** Problem statement **
Only the pictures are omitted; repeat all other data exactly.

= = = = = = =

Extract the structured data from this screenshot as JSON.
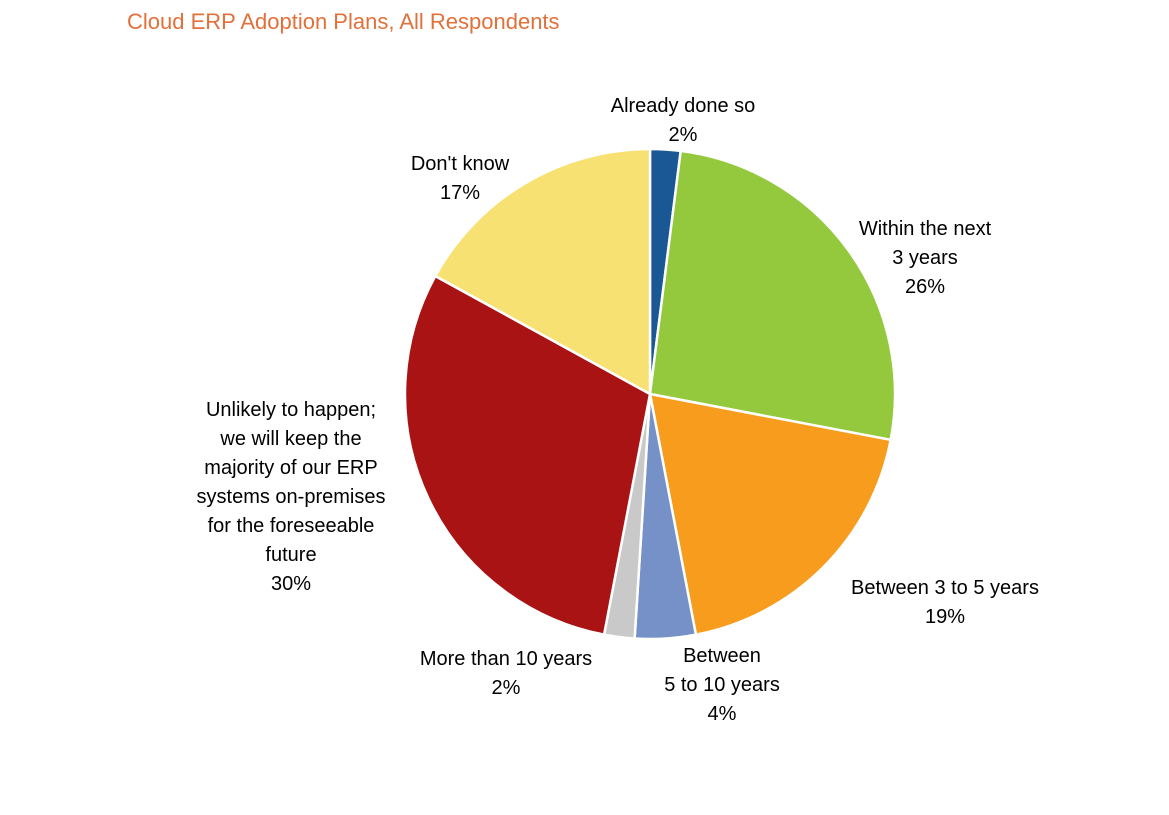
{
  "chart_data": {
    "type": "pie",
    "title": "Cloud ERP Adoption Plans, All Respondents",
    "title_color": "#E2703A",
    "legend_position": "none",
    "labels_position": "outside",
    "direction": "clockwise",
    "start_angle_deg": 0,
    "slices": [
      {
        "id": "already-done",
        "label": "Already done so",
        "value": 2,
        "pct_label": "2%",
        "color": "#1A5795"
      },
      {
        "id": "within-3-years",
        "label": "Within the next\n3 years",
        "value": 26,
        "pct_label": "26%",
        "color": "#94C83D"
      },
      {
        "id": "between-3-5",
        "label": "Between 3 to 5 years",
        "value": 19,
        "pct_label": "19%",
        "color": "#F79C1C"
      },
      {
        "id": "between-5-10",
        "label": "Between\n5 to 10 years",
        "value": 4,
        "pct_label": "4%",
        "color": "#7591C8"
      },
      {
        "id": "more-than-10",
        "label": "More than 10 years",
        "value": 2,
        "pct_label": "2%",
        "color": "#C9C9C9"
      },
      {
        "id": "unlikely",
        "label": "Unlikely to happen;\nwe will keep the\nmajority of our ERP\nsystems on-premises\nfor the foreseeable\nfuture",
        "value": 30,
        "pct_label": "30%",
        "color": "#A91313"
      },
      {
        "id": "dont-know",
        "label": "Don't know",
        "value": 17,
        "pct_label": "17%",
        "color": "#F7E173"
      }
    ]
  }
}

= = = = = = =

** Final answer **
Extract the structured data from this screenshot as JSON.
{
  "chart_data": {
    "type": "pie",
    "title": "Cloud ERP Adoption Plans, All Respondents",
    "title_color": "#E2703A",
    "legend_position": "none",
    "labels_position": "outside",
    "direction": "clockwise",
    "start_angle_deg": 0,
    "slices": [
      {
        "id": "already-done",
        "label": "Already done so",
        "value": 2,
        "pct_label": "2%",
        "color": "#1A5795"
      },
      {
        "id": "within-3-years",
        "label": "Within the next\n3 years",
        "value": 26,
        "pct_label": "26%",
        "color": "#94C83D"
      },
      {
        "id": "between-3-5",
        "label": "Between 3 to 5 years",
        "value": 19,
        "pct_label": "19%",
        "color": "#F79C1C"
      },
      {
        "id": "between-5-10",
        "label": "Between\n5 to 10 years",
        "value": 4,
        "pct_label": "4%",
        "color": "#7591C8"
      },
      {
        "id": "more-than-10",
        "label": "More than 10 years",
        "value": 2,
        "pct_label": "2%",
        "color": "#C9C9C9"
      },
      {
        "id": "unlikely",
        "label": "Unlikely to happen;\nwe will keep the\nmajority of our ERP\nsystems on-premises\nfor the foreseeable\nfuture",
        "value": 30,
        "pct_label": "30%",
        "color": "#A91313"
      },
      {
        "id": "dont-know",
        "label": "Don't know",
        "value": 17,
        "pct_label": "17%",
        "color": "#F7E173"
      }
    ]
  }
}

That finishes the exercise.